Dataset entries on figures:
_ _ _ _

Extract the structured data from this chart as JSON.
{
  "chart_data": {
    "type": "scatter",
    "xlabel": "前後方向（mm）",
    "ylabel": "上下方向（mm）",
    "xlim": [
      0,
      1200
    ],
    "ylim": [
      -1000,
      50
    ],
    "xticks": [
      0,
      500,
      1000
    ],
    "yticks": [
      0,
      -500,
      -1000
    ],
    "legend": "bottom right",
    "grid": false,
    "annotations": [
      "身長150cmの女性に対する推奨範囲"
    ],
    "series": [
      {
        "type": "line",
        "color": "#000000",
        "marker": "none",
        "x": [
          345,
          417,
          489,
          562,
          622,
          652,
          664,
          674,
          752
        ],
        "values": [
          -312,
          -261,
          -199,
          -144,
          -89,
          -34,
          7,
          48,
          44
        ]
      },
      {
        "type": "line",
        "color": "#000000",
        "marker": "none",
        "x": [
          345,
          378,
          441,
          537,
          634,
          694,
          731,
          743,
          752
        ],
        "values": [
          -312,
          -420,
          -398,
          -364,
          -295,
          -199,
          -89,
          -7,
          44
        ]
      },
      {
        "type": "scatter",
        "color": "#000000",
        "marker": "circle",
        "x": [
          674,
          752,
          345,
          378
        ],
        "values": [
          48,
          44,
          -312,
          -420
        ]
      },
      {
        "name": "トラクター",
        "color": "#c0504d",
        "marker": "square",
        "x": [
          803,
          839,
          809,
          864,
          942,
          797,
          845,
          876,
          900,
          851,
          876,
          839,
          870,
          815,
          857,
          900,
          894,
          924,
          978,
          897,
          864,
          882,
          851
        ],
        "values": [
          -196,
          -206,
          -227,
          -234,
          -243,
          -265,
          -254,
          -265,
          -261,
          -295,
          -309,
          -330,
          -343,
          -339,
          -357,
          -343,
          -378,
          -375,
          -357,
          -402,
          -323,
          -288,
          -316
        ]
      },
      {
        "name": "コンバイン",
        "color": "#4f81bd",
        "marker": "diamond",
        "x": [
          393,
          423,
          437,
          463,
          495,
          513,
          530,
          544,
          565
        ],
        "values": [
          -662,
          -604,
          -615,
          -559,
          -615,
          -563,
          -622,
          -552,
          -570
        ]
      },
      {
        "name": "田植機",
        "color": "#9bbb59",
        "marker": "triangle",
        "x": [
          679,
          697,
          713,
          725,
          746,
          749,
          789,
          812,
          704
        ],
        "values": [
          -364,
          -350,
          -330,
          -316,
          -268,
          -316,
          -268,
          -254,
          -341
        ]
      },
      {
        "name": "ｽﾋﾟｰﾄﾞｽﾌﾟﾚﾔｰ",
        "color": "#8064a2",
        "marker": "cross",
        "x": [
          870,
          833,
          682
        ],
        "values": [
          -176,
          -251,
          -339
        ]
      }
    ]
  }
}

_ _ _ _

▶ **YOUR GOAL**: Restate the whole of the material exactly.

▶ **SOLUTION FOR THIS EXERCISE**:
Extract the structured data from this chart as JSON.
{
  "chart_data": {
    "type": "scatter",
    "xlabel": "前後方向（mm）",
    "ylabel": "上下方向（mm）",
    "xlim": [
      0,
      1200
    ],
    "ylim": [
      -1000,
      50
    ],
    "xticks": [
      0,
      500,
      1000
    ],
    "yticks": [
      0,
      -500,
      -1000
    ],
    "legend": "bottom right",
    "grid": false,
    "annotations": [
      "身長150cmの女性に対する推奨範囲"
    ],
    "series": [
      {
        "type": "line",
        "color": "#000000",
        "marker": "none",
        "x": [
          345,
          417,
          489,
          562,
          622,
          652,
          664,
          674,
          752
        ],
        "values": [
          -312,
          -261,
          -199,
          -144,
          -89,
          -34,
          7,
          48,
          44
        ]
      },
      {
        "type": "line",
        "color": "#000000",
        "marker": "none",
        "x": [
          345,
          378,
          441,
          537,
          634,
          694,
          731,
          743,
          752
        ],
        "values": [
          -312,
          -420,
          -398,
          -364,
          -295,
          -199,
          -89,
          -7,
          44
        ]
      },
      {
        "type": "scatter",
        "color": "#000000",
        "marker": "circle",
        "x": [
          674,
          752,
          345,
          378
        ],
        "values": [
          48,
          44,
          -312,
          -420
        ]
      },
      {
        "name": "トラクター",
        "color": "#c0504d",
        "marker": "square",
        "x": [
          803,
          839,
          809,
          864,
          942,
          797,
          845,
          876,
          900,
          851,
          876,
          839,
          870,
          815,
          857,
          900,
          894,
          924,
          978,
          897,
          864,
          882,
          851
        ],
        "values": [
          -196,
          -206,
          -227,
          -234,
          -243,
          -265,
          -254,
          -265,
          -261,
          -295,
          -309,
          -330,
          -343,
          -339,
          -357,
          -343,
          -378,
          -375,
          -357,
          -402,
          -323,
          -288,
          -316
        ]
      },
      {
        "name": "コンバイン",
        "color": "#4f81bd",
        "marker": "diamond",
        "x": [
          393,
          423,
          437,
          463,
          495,
          513,
          530,
          544,
          565
        ],
        "values": [
          -662,
          -604,
          -615,
          -559,
          -615,
          -563,
          -622,
          -552,
          -570
        ]
      },
      {
        "name": "田植機",
        "color": "#9bbb59",
        "marker": "triangle",
        "x": [
          679,
          697,
          713,
          725,
          746,
          749,
          789,
          812,
          704
        ],
        "values": [
          -364,
          -350,
          -330,
          -316,
          -268,
          -316,
          -268,
          -254,
          -341
        ]
      },
      {
        "name": "ｽﾋﾟｰﾄﾞｽﾌﾟﾚﾔｰ",
        "color": "#8064a2",
        "marker": "cross",
        "x": [
          870,
          833,
          682
        ],
        "values": [
          -176,
          -251,
          -339
        ]
      }
    ]
  }
}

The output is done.